Retype the listing that follows, exactly as written.

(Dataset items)
__________

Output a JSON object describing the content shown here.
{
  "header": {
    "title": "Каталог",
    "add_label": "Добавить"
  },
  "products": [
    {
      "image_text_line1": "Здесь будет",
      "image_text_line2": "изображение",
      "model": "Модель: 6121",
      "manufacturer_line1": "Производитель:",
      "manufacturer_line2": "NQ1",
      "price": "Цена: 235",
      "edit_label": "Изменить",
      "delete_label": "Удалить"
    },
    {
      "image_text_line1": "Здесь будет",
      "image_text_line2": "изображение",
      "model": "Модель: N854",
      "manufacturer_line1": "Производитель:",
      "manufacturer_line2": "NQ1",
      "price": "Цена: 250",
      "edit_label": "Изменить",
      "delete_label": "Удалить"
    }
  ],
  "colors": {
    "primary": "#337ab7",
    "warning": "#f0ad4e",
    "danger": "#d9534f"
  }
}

__________

» **Final result**
Output a JSON object describing the content shown here.
{
  "header": {
    "title": "Каталог",
    "add_label": "Добавить"
  },
  "products": [
    {
      "image_text_line1": "Здесь будет",
      "image_text_line2": "изображение",
      "model": "Модель: 6121",
      "manufacturer_line1": "Производитель:",
      "manufacturer_line2": "NQ1",
      "price": "Цена: 235",
      "edit_label": "Изменить",
      "delete_label": "Удалить"
    },
    {
      "image_text_line1": "Здесь будет",
      "image_text_line2": "изображение",
      "model": "Модель: N854",
      "manufacturer_line1": "Производитель:",
      "manufacturer_line2": "NQ1",
      "price": "Цена: 250",
      "edit_label": "Изменить",
      "delete_label": "Удалить"
    }
  ],
  "colors": {
    "primary": "#337ab7",
    "warning": "#f0ad4e",
    "danger": "#d9534f"
  }
}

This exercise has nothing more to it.